Recorded data:
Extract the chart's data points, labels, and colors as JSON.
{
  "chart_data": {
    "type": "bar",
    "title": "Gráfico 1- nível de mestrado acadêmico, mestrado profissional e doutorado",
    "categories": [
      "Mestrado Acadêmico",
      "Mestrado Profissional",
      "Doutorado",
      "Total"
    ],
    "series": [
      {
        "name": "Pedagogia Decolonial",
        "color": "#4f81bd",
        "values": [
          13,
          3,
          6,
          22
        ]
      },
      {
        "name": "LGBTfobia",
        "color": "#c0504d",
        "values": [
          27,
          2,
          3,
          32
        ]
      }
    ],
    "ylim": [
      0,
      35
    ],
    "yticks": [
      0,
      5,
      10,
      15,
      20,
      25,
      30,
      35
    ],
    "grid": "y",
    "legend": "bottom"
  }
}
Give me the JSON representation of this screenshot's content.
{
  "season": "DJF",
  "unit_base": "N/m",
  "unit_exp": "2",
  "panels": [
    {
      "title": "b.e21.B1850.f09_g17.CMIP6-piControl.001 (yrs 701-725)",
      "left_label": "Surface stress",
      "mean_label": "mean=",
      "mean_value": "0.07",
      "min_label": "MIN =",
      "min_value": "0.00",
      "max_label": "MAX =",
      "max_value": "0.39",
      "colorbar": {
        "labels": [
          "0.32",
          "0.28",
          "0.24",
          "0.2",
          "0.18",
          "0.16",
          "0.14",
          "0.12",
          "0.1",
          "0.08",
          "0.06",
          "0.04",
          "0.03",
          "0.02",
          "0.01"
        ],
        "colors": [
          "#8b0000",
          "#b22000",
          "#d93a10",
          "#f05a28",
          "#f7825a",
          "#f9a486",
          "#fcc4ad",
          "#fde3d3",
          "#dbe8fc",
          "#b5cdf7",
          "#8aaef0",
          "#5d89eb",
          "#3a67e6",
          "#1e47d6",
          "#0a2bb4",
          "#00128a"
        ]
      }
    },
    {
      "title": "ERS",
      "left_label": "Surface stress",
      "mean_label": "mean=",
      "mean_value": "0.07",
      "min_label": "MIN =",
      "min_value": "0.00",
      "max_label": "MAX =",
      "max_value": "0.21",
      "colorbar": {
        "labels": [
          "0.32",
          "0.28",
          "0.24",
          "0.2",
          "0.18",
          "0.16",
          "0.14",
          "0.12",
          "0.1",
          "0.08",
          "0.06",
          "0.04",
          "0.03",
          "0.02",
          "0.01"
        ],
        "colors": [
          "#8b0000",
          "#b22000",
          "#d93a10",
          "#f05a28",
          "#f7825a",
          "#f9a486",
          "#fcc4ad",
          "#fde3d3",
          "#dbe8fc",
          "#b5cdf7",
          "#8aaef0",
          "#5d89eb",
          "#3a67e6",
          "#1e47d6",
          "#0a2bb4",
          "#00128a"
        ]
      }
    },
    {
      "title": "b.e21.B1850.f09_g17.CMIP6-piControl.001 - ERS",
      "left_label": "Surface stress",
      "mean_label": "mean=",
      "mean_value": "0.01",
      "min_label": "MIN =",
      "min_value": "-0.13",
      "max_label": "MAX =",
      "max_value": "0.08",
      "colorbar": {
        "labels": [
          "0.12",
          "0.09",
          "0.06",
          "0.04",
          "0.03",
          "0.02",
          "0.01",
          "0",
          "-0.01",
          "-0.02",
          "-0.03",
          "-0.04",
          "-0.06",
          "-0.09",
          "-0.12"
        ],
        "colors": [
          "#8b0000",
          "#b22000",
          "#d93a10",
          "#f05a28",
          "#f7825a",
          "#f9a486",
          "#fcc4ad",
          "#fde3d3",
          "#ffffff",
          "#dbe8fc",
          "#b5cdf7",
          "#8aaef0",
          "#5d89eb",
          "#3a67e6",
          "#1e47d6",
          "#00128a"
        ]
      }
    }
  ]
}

Exercise description: Using the material above, print every entry exactly as written.

The output:
Extract the chart's data points, labels, and colors as JSON.
{
  "chart_data": {
    "type": "bar",
    "title": "Gráfico 1- nível de mestrado acadêmico, mestrado profissional e doutorado",
    "categories": [
      "Mestrado Acadêmico",
      "Mestrado Profissional",
      "Doutorado",
      "Total"
    ],
    "series": [
      {
        "name": "Pedagogia Decolonial",
        "color": "#4f81bd",
        "values": [
          13,
          3,
          6,
          22
        ]
      },
      {
        "name": "LGBTfobia",
        "color": "#c0504d",
        "values": [
          27,
          2,
          3,
          32
        ]
      }
    ],
    "ylim": [
      0,
      35
    ],
    "yticks": [
      0,
      5,
      10,
      15,
      20,
      25,
      30,
      35
    ],
    "grid": "y",
    "legend": "bottom"
  }
}
Give me the JSON representation of this screenshot's content.
{
  "season": "DJF",
  "unit_base": "N/m",
  "unit_exp": "2",
  "panels": [
    {
      "title": "b.e21.B1850.f09_g17.CMIP6-piControl.001 (yrs 701-725)",
      "left_label": "Surface stress",
      "mean_label": "mean=",
      "mean_value": "0.07",
      "min_label": "MIN =",
      "min_value": "0.00",
      "max_label": "MAX =",
      "max_value": "0.39",
      "colorbar": {
        "labels": [
          "0.32",
          "0.28",
          "0.24",
          "0.2",
          "0.18",
          "0.16",
          "0.14",
          "0.12",
          "0.1",
          "0.08",
          "0.06",
          "0.04",
          "0.03",
          "0.02",
          "0.01"
        ],
        "colors": [
          "#8b0000",
          "#b22000",
          "#d93a10",
          "#f05a28",
          "#f7825a",
          "#f9a486",
          "#fcc4ad",
          "#fde3d3",
          "#dbe8fc",
          "#b5cdf7",
          "#8aaef0",
          "#5d89eb",
          "#3a67e6",
          "#1e47d6",
          "#0a2bb4",
          "#00128a"
        ]
      }
    },
    {
      "title": "ERS",
      "left_label": "Surface stress",
      "mean_label": "mean=",
      "mean_value": "0.07",
      "min_label": "MIN =",
      "min_value": "0.00",
      "max_label": "MAX =",
      "max_value": "0.21",
      "colorbar": {
        "labels": [
          "0.32",
          "0.28",
          "0.24",
          "0.2",
          "0.18",
          "0.16",
          "0.14",
          "0.12",
          "0.1",
          "0.08",
          "0.06",
          "0.04",
          "0.03",
          "0.02",
          "0.01"
        ],
        "colors": [
          "#8b0000",
          "#b22000",
          "#d93a10",
          "#f05a28",
          "#f7825a",
          "#f9a486",
          "#fcc4ad",
          "#fde3d3",
          "#dbe8fc",
          "#b5cdf7",
          "#8aaef0",
          "#5d89eb",
          "#3a67e6",
          "#1e47d6",
          "#0a2bb4",
          "#00128a"
        ]
      }
    },
    {
      "title": "b.e21.B1850.f09_g17.CMIP6-piControl.001 - ERS",
      "left_label": "Surface stress",
      "mean_label": "mean=",
      "mean_value": "0.01",
      "min_label": "MIN =",
      "min_value": "-0.13",
      "max_label": "MAX =",
      "max_value": "0.08",
      "colorbar": {
        "labels": [
          "0.12",
          "0.09",
          "0.06",
          "0.04",
          "0.03",
          "0.02",
          "0.01",
          "0",
          "-0.01",
          "-0.02",
          "-0.03",
          "-0.04",
          "-0.06",
          "-0.09",
          "-0.12"
        ],
        "colors": [
          "#8b0000",
          "#b22000",
          "#d93a10",
          "#f05a28",
          "#f7825a",
          "#f9a486",
          "#fcc4ad",
          "#fde3d3",
          "#ffffff",
          "#dbe8fc",
          "#b5cdf7",
          "#8aaef0",
          "#5d89eb",
          "#3a67e6",
          "#1e47d6",
          "#00128a"
        ]
      }
    }
  ]
}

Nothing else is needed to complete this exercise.